§ **WHAT THE TASK ASKS**
Arrange the material starting at the line containing "Identify all the" and ending at the line containing "isotherm-value: 2 xyxy=(208,178,216,191)" as a two-column CSV with columns instruction and response, one row per request, each field quoted and with line breaks turned into spaces. Leave out the pictures.
══ INFORMATION SUPPLIED ══
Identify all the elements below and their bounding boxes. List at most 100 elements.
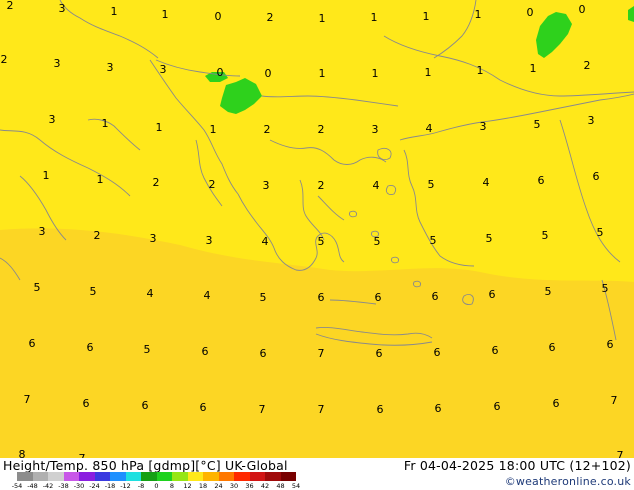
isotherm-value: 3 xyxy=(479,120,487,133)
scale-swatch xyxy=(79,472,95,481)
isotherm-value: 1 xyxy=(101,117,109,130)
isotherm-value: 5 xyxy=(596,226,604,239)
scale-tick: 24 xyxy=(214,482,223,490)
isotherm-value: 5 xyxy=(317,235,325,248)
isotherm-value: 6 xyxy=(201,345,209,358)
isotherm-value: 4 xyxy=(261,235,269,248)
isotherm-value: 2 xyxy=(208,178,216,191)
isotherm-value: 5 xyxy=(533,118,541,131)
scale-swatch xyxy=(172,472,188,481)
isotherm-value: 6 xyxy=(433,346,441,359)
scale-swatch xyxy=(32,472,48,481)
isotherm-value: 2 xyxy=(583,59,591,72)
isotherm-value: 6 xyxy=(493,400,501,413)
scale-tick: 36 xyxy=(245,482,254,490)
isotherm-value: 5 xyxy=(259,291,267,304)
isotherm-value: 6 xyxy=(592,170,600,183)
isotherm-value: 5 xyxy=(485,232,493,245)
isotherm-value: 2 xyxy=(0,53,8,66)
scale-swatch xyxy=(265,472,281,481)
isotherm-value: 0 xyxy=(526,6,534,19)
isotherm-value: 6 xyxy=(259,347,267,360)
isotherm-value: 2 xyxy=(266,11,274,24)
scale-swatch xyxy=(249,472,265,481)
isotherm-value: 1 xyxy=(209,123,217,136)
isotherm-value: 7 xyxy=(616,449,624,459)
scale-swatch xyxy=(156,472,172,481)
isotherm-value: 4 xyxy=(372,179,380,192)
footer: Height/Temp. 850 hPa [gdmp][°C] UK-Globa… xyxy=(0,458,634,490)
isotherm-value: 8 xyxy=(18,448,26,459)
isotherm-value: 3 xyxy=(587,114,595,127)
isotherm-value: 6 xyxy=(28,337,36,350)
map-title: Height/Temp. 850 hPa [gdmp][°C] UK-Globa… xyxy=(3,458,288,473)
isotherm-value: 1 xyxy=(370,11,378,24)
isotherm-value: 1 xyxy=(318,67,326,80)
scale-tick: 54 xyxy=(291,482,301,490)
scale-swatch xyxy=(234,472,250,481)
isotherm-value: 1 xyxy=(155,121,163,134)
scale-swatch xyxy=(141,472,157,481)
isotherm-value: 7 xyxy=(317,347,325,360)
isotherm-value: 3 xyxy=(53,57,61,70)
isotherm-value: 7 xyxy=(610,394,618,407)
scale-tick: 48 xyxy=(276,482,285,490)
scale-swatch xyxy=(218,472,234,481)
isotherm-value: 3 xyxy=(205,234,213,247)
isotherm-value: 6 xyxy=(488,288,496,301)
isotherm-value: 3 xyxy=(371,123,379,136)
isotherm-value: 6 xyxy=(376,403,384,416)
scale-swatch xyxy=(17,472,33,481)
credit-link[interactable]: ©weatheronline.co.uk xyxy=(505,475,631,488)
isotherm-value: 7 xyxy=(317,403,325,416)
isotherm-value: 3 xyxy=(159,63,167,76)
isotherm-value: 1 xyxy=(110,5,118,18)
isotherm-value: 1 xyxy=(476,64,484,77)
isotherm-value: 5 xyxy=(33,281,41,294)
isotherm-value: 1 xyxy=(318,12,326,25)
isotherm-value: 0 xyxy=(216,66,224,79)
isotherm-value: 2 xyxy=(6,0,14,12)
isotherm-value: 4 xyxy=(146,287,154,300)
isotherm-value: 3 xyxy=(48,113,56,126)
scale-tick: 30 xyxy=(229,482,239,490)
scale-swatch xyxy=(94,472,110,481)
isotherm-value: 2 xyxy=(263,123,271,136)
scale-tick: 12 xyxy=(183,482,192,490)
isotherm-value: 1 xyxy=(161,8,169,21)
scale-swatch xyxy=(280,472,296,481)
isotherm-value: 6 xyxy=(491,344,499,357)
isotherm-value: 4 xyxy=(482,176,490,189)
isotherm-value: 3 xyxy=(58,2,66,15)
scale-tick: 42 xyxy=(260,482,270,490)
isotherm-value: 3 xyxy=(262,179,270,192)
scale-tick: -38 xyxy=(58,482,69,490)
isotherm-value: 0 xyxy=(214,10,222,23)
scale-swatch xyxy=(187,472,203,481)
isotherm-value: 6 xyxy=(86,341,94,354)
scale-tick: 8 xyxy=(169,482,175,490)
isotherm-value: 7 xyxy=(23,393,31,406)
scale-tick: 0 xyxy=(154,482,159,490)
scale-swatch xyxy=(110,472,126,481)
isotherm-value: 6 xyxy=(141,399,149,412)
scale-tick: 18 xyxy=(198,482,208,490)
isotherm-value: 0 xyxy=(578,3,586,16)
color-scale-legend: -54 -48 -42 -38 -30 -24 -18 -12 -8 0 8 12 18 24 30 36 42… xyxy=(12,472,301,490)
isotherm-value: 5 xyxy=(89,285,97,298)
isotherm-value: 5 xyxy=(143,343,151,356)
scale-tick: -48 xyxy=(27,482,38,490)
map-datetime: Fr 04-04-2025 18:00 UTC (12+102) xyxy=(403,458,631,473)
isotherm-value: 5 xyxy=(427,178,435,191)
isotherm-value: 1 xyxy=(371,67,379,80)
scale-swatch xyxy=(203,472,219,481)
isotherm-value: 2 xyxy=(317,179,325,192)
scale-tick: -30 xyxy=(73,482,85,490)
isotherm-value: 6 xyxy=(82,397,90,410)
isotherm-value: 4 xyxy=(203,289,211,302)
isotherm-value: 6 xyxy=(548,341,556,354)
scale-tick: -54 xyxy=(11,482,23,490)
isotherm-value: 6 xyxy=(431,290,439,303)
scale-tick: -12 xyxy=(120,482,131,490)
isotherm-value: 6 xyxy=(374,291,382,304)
═══
══ INFORMATION SUPPLIED ══
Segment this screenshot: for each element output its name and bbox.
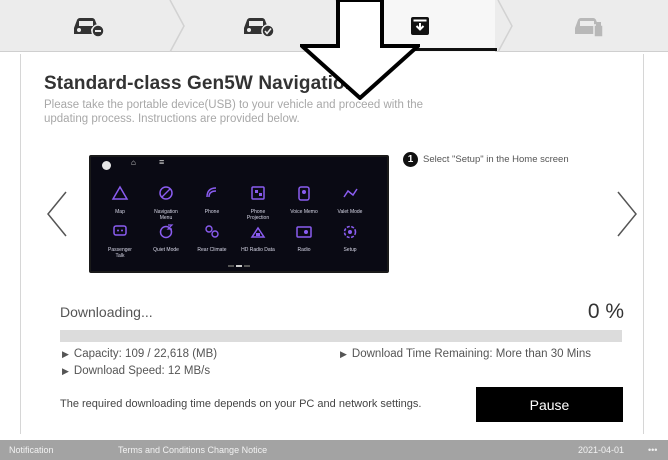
═══
══ INFORMATION SUPPLIED ══
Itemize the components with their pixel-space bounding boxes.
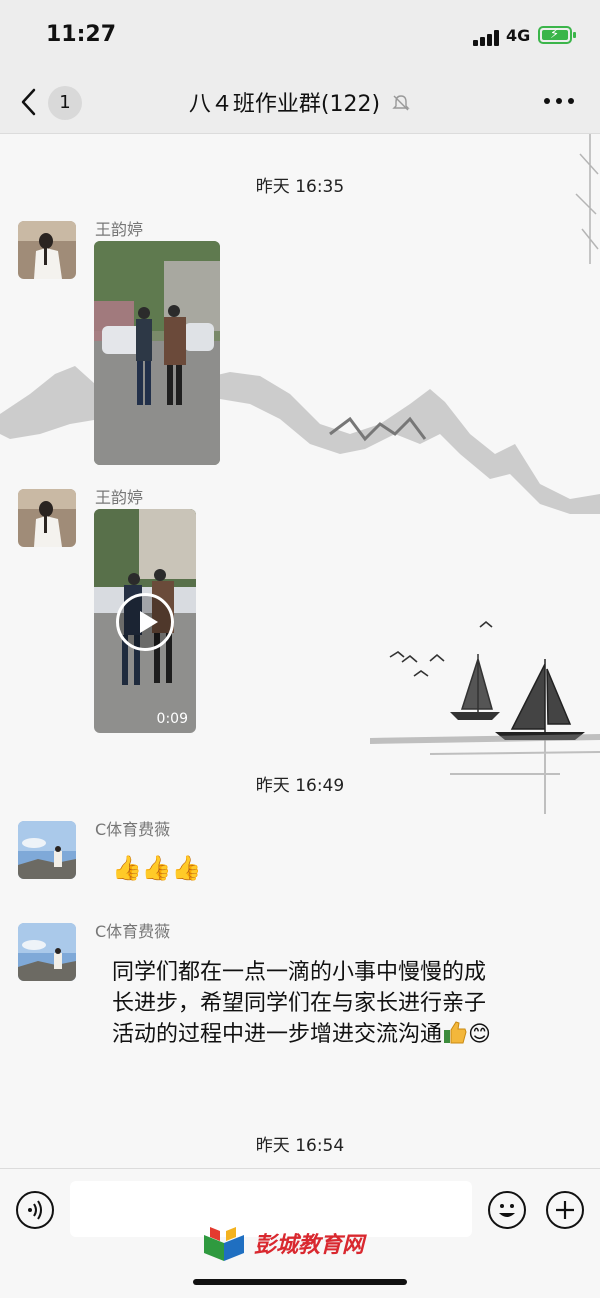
═══
§ **EXERCISE SOLUTION**
instruction,response
"Identify all the elements below and their bounding boxes. List at most 100 elements.","isotherm-value: 3 xyxy=(479,120,487,133) scale-swatch xyxy=(79,472,95,481) isotherm-value: 1 xyxy=(101,117,109,130) isotherm-value: 5 xyxy=(596,226,604,239) scale-tick: 24 xyxy=(214,482,223,490) isotherm-value: 5 xyxy=(317,235,325,248) isotherm-value: 6 xyxy=(201,345,209,358) isotherm-value: 4 xyxy=(261,235,269,248) isotherm-value: 2 xyxy=(208,178,216,191)"